Text block =
Begin
(Re-printed here from Part 1 for context)
When I started this newsletter, I decided to stay away from current events.
There are enough sources of news that I thought focusing on stories that most people would never come across would be best. However, sometimes what is happening today could use historical context — and that is not always readily available.
For example – what should be done around the ongoing conflict between Israelis and Palestinians? This is being widely debated. As I started to listen to impassioned speakers debate right and wrong, I found that I was often too ignorant to follow their logic, let alone provide any viewpoints of my own. I would be asked to voice an opinion — and all I could do was repeat the headline rhetoric I learned growing up in the central United States. These lines were almost entirely pro-Israel — and maybe that was fine, but I couldn’t tell you why it was right, if it was right.
However, I have learned to be wary of holding a viewpoint as my own when I cannot support it on my own. And a voice in the back of my head was telling me that anything I did say in these conversations was merely a parroting of what I had heard from others. So I decided to better understand the situation — and as with most things, that meant I wanted to start by taking a look at the history surrounding it.
Almost immediately, I found this difficult — but not for the reasons you are probably thinking. When trying to dig into the background here, I was consistently hit with one of two things — 1) partisan interpretations or 2) comments dismissing the current situation as having been going on for thousands of years (that’s too much history, even for me) or being “too complicated” to understand properly.
While it is easy enough to work around #1, #2 seemed to be a wall that was difficult to climb over — and I am not talking about the complicated nature of the situation. I’m referencing the widely held idea that things are “too complicated.” As I read more, I realized that while the history itself is somewhat complicated, it is no more complicated than most situations people feel competent enough to understand.
Thus, I concluded that #2 is said to reduce the number of participants in the discussion. It is a cop-out — on both sides — to allow a viewpoint holder the freedom to act on their own views unchallenged through a pseudo-ad hominem attack against anyone attempting to understand.
I don’t like that.
So let’s dive into the history here, in an as unbiased way as possible. It’s not too complicated — nor do I think you need to understand all the events that have happened over thousands of years — so we should be able to understand it with a little effort.
As part of going through this history and writing it out here, I am forced to make some judgment calls on what is relevant and form some opinions. I will do my best to lay out the logic for those items.
End
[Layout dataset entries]
Begin
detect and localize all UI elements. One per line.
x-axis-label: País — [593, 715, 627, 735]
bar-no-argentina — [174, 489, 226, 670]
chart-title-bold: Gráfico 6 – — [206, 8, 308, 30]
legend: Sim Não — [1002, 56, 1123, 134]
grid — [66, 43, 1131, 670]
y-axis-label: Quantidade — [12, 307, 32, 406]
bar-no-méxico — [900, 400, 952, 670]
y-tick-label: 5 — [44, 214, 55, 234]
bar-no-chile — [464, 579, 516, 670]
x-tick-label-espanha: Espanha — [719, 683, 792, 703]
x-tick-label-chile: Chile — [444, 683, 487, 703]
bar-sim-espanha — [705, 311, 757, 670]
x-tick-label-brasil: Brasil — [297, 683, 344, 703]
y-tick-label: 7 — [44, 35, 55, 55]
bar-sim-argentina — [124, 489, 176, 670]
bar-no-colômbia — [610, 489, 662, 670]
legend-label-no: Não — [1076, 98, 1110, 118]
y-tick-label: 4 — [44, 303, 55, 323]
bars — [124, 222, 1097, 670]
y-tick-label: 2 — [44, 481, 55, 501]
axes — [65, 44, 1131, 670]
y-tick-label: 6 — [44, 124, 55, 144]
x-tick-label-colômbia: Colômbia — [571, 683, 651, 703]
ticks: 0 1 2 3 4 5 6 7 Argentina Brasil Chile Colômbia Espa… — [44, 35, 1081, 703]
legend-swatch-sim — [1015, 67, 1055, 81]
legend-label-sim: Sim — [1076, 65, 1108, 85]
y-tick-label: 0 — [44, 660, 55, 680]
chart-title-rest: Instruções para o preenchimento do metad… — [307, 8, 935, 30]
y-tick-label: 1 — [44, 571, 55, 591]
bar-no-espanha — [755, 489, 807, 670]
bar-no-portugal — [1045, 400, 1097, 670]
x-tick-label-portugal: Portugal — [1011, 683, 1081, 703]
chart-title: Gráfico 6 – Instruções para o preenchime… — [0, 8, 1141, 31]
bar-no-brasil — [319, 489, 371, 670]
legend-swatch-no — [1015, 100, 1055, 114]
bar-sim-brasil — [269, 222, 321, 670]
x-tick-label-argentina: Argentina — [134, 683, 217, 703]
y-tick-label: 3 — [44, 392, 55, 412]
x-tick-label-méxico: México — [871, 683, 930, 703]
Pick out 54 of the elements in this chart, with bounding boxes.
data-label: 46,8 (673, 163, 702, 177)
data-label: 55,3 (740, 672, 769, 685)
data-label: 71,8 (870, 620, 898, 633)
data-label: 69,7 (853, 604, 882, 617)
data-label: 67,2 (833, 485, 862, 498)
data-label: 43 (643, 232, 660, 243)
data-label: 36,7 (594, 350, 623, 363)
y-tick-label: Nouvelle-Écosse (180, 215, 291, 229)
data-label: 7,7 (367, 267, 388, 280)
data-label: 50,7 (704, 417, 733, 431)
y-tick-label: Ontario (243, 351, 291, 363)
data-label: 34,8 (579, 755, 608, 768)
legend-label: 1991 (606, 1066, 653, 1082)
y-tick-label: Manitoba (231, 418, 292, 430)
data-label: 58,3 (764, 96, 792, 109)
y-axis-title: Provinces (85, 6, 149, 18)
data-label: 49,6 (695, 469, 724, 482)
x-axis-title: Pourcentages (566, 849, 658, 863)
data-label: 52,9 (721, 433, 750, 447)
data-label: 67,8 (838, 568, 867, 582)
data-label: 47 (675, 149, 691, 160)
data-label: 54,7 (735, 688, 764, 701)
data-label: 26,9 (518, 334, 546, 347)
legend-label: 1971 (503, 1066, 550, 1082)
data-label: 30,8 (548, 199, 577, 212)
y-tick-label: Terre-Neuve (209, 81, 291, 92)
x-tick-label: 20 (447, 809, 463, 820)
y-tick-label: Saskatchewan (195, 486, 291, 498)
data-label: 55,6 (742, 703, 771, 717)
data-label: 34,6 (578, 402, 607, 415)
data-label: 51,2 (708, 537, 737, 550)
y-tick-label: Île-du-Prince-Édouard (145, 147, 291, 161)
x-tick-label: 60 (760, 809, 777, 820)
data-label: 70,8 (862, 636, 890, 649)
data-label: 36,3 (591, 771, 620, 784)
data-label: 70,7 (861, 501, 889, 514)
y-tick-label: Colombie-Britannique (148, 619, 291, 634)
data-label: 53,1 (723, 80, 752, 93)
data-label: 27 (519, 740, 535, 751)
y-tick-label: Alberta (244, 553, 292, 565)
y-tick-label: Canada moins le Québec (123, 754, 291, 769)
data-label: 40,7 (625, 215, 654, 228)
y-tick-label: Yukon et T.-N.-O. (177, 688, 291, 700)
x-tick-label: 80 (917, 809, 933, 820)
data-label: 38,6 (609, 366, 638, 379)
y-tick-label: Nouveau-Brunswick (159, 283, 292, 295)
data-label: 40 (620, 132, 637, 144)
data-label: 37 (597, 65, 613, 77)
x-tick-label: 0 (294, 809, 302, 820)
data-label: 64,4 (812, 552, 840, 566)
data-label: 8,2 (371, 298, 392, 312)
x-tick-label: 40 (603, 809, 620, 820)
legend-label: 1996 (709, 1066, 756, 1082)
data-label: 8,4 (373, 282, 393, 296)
End
Task list =
a) Answer these questions from the newsletter excerpt:
(i) In what region did the writer grow up?
(ii) What two things did the writer keep running into when digging into the background?
(iii) According to the writer's conclusion, what is the "too complicated" claim said to do?
b) Reproduce the stretch of the newsletter excerpt from "As part of going" through "for those items." word for word.
These entries were drawn from a separate source.

Exercise responses =
a)
(i) The central United States.
(ii) Partisan interpretations, and comments dismissing the current situation as having been going on for thousands of years or as being "too complicated" to understand properly.
(iii) Reduce the number of participants in the discussion.

b)
As part of going through this history and writing it out here, I am forced to make some judgment calls on what is relevant and form some opinions. I will do my best to lay out the logic for those items.